(Records)
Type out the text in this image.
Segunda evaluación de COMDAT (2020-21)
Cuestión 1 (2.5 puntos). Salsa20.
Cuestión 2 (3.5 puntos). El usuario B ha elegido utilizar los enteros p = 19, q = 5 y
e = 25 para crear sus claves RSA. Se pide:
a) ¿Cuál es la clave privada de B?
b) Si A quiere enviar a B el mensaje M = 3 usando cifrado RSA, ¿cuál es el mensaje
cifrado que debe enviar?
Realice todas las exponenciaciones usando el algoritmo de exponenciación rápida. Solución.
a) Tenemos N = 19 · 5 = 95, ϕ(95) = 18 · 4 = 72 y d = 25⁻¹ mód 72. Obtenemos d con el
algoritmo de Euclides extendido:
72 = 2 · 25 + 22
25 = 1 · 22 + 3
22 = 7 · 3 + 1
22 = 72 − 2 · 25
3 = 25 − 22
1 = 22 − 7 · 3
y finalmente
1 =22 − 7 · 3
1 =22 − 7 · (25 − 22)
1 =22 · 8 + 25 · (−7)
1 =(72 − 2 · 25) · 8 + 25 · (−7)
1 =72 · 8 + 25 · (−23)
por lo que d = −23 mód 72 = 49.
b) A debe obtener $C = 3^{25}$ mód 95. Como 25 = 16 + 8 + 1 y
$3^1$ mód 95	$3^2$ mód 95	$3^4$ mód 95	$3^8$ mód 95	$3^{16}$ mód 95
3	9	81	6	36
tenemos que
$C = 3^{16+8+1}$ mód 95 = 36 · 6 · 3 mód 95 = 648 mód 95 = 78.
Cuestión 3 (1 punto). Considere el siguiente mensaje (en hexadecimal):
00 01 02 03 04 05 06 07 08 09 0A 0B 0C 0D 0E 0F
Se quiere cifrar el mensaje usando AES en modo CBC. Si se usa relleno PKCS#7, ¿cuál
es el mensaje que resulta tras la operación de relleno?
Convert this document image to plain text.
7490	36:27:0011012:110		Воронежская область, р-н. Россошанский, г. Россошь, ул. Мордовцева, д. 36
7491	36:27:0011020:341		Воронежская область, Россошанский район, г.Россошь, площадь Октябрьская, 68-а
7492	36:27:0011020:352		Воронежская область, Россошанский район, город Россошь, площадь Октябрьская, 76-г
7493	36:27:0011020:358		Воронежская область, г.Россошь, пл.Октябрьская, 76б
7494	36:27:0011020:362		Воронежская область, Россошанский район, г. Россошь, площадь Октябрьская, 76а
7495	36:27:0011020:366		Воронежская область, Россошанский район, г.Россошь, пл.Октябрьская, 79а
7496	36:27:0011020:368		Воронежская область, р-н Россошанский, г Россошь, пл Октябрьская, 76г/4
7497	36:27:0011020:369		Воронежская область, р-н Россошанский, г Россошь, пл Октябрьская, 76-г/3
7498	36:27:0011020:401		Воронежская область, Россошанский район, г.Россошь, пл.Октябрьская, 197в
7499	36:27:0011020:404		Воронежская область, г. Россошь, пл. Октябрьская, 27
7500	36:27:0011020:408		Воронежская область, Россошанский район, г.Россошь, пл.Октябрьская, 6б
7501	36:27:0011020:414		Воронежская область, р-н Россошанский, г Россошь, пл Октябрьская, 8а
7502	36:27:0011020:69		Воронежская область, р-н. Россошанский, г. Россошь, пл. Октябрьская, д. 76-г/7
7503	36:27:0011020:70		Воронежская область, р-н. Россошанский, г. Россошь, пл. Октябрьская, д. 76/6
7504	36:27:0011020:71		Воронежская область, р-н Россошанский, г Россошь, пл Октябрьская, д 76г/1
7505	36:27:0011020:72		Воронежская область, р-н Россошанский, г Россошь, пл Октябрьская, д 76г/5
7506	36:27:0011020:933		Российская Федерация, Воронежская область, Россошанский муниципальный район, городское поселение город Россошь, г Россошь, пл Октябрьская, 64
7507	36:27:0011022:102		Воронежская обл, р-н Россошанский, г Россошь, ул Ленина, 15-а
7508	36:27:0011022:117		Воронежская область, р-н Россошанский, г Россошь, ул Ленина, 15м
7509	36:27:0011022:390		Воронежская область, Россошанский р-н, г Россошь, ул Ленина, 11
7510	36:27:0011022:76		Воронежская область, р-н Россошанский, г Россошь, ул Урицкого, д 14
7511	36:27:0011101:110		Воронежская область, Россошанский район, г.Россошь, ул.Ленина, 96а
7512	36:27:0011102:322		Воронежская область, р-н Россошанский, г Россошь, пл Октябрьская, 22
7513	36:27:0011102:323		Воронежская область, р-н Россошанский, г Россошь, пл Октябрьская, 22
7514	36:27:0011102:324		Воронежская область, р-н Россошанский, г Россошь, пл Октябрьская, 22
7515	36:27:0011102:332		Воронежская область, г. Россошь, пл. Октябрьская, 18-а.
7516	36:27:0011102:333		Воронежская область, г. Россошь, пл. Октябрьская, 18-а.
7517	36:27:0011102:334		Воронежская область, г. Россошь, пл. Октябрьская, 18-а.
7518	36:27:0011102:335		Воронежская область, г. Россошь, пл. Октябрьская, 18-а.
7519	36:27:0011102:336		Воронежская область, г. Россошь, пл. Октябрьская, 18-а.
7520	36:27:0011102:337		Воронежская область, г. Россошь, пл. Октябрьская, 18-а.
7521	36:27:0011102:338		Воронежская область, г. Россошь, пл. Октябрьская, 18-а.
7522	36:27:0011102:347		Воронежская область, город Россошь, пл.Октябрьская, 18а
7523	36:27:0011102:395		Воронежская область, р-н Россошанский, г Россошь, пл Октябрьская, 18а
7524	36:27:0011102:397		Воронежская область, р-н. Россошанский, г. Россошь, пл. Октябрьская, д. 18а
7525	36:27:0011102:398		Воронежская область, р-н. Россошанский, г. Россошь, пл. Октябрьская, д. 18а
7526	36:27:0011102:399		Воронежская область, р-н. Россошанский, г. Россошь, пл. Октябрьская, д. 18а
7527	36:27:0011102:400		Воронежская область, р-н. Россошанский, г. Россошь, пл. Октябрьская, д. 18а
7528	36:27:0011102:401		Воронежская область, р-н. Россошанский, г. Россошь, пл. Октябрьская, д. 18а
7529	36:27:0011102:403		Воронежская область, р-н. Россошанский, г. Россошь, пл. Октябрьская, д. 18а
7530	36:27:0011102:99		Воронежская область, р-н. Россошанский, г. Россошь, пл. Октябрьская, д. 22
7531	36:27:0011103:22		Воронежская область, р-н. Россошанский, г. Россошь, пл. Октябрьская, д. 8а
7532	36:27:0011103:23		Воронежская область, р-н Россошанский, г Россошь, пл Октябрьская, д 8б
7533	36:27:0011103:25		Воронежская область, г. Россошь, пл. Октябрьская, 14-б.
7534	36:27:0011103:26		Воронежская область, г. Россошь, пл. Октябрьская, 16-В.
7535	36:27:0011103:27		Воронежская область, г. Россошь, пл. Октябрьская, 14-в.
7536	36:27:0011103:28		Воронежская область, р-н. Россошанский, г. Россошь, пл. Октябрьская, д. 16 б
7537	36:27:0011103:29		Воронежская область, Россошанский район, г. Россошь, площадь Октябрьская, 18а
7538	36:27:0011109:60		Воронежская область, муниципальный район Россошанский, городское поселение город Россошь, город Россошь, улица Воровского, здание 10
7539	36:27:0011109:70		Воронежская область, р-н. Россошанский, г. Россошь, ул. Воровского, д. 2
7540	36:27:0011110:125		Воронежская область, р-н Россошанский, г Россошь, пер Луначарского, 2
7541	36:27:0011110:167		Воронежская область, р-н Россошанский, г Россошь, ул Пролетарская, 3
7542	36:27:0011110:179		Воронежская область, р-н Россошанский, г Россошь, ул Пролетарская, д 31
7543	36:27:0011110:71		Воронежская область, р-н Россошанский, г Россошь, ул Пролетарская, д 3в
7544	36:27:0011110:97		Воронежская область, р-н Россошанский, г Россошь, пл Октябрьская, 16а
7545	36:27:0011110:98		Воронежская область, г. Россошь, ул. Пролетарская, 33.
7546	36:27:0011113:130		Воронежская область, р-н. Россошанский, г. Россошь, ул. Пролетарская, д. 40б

> JOB: Only the number is wanted: count the lines of the records that hold the word "mensaje".

> RESULT BELOW: 4